-- REQUIREMENT --
Gather, from the listing beneath this task, every line holding the string "address".

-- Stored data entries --
◆ ◆ ◆
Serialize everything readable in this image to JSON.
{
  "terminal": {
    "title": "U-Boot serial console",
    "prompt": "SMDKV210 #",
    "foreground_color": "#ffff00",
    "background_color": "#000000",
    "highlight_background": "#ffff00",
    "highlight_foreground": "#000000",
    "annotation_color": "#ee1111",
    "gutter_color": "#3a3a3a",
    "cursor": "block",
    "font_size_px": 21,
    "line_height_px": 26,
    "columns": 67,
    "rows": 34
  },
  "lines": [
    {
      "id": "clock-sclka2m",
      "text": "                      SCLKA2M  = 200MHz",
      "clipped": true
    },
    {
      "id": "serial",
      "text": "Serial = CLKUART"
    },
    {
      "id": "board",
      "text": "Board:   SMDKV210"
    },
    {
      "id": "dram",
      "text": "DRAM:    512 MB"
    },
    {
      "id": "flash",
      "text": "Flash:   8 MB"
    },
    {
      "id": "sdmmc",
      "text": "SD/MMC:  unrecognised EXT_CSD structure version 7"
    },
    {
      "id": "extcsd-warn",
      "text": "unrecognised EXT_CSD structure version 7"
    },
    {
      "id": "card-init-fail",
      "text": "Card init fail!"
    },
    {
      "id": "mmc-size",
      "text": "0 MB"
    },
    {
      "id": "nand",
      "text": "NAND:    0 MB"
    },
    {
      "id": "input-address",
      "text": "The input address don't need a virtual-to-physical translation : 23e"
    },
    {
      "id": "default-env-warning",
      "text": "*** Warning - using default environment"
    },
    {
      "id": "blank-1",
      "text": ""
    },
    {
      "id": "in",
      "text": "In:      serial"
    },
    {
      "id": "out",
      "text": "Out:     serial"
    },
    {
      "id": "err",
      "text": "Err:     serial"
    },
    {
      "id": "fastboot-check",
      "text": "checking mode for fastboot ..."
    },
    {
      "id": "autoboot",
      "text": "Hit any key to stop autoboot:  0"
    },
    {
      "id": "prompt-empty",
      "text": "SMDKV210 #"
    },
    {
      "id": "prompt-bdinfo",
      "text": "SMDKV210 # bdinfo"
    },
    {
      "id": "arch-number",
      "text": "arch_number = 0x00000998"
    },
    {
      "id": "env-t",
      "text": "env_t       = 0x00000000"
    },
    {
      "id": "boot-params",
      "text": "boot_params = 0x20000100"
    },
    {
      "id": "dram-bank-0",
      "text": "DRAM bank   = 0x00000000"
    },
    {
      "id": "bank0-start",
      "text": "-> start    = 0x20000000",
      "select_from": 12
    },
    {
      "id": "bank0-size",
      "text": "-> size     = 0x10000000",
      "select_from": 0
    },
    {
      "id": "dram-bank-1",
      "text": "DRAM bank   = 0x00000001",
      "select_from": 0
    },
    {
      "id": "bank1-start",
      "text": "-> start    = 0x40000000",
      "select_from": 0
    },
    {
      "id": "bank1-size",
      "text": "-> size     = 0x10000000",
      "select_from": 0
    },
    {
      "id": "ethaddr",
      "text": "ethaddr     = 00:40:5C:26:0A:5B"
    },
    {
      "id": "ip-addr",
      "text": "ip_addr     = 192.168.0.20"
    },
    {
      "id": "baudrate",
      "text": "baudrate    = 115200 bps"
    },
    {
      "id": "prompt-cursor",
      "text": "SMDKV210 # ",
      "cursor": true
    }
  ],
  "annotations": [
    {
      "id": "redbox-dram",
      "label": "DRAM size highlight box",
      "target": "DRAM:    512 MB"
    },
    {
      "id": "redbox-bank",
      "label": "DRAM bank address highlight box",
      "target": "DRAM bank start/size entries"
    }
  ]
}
◆ ◆ ◆
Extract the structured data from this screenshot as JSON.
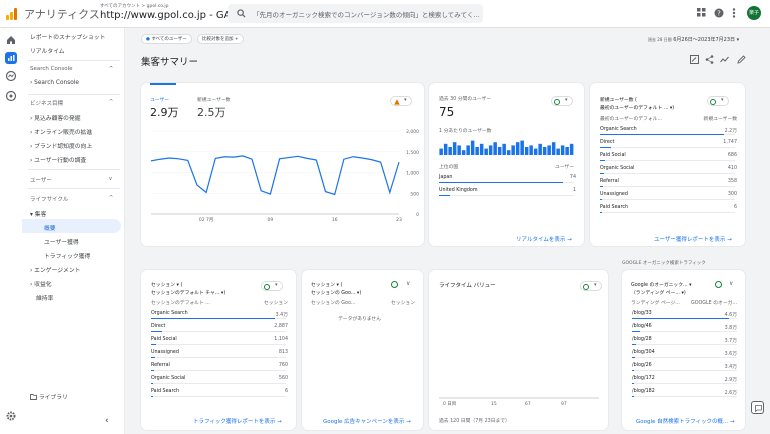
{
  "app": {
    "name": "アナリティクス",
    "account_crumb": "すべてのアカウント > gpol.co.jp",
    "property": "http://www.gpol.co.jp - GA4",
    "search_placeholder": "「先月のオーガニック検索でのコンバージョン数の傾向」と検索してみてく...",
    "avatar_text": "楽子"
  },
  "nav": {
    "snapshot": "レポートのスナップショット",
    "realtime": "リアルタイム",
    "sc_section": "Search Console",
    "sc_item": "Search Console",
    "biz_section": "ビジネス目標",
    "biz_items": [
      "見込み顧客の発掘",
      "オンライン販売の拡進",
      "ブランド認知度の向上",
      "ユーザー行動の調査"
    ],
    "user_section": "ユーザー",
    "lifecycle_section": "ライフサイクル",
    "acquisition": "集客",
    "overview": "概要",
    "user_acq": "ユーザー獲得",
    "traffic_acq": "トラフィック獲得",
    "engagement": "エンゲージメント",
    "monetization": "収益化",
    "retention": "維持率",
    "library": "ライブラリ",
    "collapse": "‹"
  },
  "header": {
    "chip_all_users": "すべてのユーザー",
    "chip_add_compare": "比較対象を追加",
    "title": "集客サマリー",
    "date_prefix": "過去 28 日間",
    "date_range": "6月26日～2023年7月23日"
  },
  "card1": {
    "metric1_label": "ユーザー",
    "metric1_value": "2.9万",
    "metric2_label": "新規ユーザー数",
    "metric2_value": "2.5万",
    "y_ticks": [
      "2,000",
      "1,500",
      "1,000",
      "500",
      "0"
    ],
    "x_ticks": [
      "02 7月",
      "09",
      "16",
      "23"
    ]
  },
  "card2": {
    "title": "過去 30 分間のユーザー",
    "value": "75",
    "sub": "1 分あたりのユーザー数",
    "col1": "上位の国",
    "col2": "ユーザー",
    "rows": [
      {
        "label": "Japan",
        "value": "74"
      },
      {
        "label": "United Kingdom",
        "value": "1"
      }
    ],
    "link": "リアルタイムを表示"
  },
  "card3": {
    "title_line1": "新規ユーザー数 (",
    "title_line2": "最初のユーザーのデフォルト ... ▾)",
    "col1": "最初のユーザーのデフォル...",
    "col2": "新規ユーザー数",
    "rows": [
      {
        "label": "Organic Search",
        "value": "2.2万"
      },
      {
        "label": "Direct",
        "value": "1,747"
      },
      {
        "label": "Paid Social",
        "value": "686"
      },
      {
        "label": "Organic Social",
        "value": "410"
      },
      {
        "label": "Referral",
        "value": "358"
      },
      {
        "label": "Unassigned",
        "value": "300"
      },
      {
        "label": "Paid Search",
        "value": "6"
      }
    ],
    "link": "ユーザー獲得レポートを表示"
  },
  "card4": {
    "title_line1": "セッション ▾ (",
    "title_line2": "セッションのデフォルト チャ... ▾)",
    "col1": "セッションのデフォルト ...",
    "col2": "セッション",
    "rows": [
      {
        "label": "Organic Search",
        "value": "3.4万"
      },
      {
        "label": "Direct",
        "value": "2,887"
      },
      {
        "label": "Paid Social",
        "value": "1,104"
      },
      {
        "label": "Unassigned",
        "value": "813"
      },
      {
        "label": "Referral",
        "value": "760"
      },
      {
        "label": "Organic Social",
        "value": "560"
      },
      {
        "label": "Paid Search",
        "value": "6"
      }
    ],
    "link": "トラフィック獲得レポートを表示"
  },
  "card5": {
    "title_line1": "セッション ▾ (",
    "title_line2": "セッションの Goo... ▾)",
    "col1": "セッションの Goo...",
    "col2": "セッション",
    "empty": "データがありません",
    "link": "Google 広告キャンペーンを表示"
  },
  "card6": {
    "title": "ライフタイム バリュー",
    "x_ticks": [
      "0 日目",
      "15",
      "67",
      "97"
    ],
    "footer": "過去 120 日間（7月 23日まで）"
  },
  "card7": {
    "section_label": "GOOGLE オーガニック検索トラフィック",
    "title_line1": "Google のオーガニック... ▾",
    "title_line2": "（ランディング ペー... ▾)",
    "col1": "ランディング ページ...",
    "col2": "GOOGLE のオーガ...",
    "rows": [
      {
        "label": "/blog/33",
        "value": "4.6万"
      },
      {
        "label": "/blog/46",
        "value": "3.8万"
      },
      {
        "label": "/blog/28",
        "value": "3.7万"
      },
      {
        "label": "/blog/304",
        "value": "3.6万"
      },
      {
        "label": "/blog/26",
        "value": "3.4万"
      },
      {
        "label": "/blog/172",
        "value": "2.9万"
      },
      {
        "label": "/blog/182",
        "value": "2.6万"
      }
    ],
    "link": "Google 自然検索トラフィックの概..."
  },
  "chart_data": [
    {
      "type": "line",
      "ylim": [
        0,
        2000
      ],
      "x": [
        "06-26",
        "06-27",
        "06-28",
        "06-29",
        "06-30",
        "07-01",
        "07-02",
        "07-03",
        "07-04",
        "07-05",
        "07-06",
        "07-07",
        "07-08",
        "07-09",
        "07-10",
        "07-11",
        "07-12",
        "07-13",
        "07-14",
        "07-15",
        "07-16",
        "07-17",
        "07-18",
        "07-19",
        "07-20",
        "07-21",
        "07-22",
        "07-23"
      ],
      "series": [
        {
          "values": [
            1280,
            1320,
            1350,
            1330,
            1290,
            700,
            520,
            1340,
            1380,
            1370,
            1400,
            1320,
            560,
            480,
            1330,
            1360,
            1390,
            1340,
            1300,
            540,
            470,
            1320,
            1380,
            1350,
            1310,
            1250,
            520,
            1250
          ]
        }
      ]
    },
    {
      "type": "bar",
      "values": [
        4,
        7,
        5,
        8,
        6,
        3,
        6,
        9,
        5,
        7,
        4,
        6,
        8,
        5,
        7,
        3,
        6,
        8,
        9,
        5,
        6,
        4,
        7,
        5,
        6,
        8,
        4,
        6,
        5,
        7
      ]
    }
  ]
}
◆ ◆ ◆
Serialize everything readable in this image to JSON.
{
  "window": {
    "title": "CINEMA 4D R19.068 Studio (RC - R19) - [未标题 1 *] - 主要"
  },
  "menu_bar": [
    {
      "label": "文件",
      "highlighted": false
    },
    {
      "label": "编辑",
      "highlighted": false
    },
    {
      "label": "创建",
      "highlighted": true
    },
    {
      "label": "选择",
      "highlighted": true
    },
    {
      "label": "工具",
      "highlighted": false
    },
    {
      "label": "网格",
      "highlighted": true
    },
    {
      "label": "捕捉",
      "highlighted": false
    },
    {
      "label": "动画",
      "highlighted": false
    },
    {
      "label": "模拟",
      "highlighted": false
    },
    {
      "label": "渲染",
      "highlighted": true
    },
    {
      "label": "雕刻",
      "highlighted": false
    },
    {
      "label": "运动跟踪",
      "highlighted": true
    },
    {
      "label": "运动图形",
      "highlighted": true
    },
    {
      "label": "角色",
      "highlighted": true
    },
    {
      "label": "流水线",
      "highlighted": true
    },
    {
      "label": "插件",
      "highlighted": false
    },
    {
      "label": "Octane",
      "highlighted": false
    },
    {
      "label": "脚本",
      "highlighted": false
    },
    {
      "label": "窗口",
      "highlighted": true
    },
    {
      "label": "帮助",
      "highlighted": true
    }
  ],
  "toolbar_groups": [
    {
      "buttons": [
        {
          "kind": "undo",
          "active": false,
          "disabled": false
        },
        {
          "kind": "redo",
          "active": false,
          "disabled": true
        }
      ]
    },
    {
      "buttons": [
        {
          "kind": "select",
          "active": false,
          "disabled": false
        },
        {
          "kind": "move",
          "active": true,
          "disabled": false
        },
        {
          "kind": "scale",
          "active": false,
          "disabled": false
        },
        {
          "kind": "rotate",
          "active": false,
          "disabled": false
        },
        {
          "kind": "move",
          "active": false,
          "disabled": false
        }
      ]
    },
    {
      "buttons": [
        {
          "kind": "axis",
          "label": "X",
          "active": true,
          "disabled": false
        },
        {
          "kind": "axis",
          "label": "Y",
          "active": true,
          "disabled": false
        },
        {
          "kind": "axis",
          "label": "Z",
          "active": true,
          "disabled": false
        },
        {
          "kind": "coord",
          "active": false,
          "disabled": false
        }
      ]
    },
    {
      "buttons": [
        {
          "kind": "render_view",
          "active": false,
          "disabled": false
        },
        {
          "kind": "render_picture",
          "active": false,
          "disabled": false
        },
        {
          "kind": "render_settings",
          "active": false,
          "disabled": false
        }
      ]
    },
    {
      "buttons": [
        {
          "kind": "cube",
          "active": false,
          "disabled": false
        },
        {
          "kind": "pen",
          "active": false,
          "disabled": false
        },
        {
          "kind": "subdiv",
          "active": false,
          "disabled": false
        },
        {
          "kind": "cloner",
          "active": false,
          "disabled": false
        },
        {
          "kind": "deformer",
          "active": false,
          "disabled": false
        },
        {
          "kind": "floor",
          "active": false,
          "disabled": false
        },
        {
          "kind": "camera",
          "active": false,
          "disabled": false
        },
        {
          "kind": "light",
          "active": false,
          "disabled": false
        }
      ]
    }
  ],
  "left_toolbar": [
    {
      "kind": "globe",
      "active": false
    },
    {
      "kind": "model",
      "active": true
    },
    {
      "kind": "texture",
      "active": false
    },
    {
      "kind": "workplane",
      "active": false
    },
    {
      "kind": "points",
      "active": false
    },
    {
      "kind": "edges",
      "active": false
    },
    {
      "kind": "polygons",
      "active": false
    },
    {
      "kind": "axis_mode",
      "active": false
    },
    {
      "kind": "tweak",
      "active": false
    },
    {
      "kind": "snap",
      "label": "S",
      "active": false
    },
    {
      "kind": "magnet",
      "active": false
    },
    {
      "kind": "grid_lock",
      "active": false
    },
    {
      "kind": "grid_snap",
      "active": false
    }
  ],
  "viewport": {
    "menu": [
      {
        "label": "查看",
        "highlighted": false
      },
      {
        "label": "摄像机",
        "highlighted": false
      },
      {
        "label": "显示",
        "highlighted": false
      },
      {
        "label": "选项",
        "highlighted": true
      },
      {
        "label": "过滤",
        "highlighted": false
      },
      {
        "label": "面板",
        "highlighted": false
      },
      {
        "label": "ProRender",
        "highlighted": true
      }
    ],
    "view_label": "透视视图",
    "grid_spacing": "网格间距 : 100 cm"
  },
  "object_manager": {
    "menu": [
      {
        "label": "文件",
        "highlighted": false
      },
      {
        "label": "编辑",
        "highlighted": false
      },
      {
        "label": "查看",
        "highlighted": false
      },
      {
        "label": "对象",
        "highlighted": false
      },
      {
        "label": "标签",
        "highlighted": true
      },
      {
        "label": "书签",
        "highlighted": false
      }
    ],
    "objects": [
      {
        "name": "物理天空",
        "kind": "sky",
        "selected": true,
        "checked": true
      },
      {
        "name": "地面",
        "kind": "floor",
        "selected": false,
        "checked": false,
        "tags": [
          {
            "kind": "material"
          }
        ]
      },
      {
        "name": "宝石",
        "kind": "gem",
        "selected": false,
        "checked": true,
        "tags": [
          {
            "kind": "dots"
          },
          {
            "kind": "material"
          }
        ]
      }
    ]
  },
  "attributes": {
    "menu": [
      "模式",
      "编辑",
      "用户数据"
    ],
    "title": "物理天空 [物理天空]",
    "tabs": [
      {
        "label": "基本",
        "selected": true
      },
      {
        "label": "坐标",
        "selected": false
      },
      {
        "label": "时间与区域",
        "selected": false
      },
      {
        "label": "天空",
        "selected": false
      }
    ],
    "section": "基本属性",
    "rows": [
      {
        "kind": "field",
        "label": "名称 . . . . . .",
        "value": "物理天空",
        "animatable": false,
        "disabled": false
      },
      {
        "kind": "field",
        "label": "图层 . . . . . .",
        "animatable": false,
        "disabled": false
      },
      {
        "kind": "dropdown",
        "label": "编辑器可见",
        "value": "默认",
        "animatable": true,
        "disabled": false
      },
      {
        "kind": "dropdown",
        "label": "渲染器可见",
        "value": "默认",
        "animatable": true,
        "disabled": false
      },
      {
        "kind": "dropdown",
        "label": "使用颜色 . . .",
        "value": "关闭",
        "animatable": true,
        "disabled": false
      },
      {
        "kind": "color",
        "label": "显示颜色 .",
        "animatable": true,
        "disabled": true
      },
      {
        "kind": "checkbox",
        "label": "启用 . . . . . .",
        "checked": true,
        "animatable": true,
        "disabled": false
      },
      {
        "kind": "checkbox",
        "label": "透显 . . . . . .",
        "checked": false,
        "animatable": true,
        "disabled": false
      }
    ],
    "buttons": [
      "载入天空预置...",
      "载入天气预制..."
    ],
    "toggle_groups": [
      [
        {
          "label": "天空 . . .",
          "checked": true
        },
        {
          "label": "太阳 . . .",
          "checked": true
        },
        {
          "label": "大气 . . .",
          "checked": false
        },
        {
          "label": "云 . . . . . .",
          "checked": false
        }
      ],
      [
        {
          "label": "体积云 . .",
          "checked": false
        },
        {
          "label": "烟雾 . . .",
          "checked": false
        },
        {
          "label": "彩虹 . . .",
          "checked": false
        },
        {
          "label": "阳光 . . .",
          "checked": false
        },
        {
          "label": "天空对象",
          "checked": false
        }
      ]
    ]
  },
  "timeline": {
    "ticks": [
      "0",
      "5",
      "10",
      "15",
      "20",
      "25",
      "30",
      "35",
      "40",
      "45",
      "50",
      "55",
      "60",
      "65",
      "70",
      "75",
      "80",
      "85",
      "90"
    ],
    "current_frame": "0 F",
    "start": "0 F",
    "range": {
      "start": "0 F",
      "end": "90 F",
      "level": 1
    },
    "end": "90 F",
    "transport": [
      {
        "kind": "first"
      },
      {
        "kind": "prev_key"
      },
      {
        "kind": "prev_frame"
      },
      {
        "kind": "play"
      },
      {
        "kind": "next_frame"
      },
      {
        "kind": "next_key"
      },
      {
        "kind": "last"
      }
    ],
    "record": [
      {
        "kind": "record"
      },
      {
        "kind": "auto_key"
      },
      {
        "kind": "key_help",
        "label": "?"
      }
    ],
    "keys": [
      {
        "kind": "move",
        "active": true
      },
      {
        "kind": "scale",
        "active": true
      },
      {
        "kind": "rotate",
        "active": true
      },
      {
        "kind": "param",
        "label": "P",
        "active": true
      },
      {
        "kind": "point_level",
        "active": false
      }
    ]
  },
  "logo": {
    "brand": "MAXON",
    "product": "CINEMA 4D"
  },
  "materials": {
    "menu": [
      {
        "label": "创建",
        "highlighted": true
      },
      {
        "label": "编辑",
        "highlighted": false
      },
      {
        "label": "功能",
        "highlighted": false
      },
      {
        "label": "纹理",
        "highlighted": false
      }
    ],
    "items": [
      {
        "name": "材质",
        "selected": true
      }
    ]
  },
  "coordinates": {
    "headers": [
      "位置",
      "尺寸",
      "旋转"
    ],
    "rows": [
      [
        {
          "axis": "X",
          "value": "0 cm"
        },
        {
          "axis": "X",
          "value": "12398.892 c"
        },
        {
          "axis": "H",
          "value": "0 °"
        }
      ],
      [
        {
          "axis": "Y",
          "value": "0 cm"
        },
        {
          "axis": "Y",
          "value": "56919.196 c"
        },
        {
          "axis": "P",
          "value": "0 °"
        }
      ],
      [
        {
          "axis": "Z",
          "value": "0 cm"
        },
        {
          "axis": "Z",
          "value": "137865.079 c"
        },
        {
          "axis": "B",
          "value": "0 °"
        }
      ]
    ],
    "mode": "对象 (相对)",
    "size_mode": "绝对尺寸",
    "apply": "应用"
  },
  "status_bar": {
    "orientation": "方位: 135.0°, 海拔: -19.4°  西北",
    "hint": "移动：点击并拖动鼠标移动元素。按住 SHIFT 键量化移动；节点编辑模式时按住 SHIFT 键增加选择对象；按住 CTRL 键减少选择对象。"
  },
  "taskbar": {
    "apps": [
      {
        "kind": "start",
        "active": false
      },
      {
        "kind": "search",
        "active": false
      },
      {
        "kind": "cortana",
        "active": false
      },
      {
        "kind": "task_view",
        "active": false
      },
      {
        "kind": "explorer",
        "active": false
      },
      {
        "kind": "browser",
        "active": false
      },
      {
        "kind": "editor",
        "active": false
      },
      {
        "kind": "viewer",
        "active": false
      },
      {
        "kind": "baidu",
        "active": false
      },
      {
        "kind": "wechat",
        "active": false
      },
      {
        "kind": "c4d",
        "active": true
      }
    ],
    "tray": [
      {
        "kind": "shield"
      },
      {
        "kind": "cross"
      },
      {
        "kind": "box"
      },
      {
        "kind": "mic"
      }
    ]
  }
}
◆ ◆ ◆
-- RESPONSE TO THIS EXERCISE --
      "id": "input-address",
      "text": "The input address don't need a virtual-to-physical translation : 23e"
      "label": "DRAM bank address highlight box",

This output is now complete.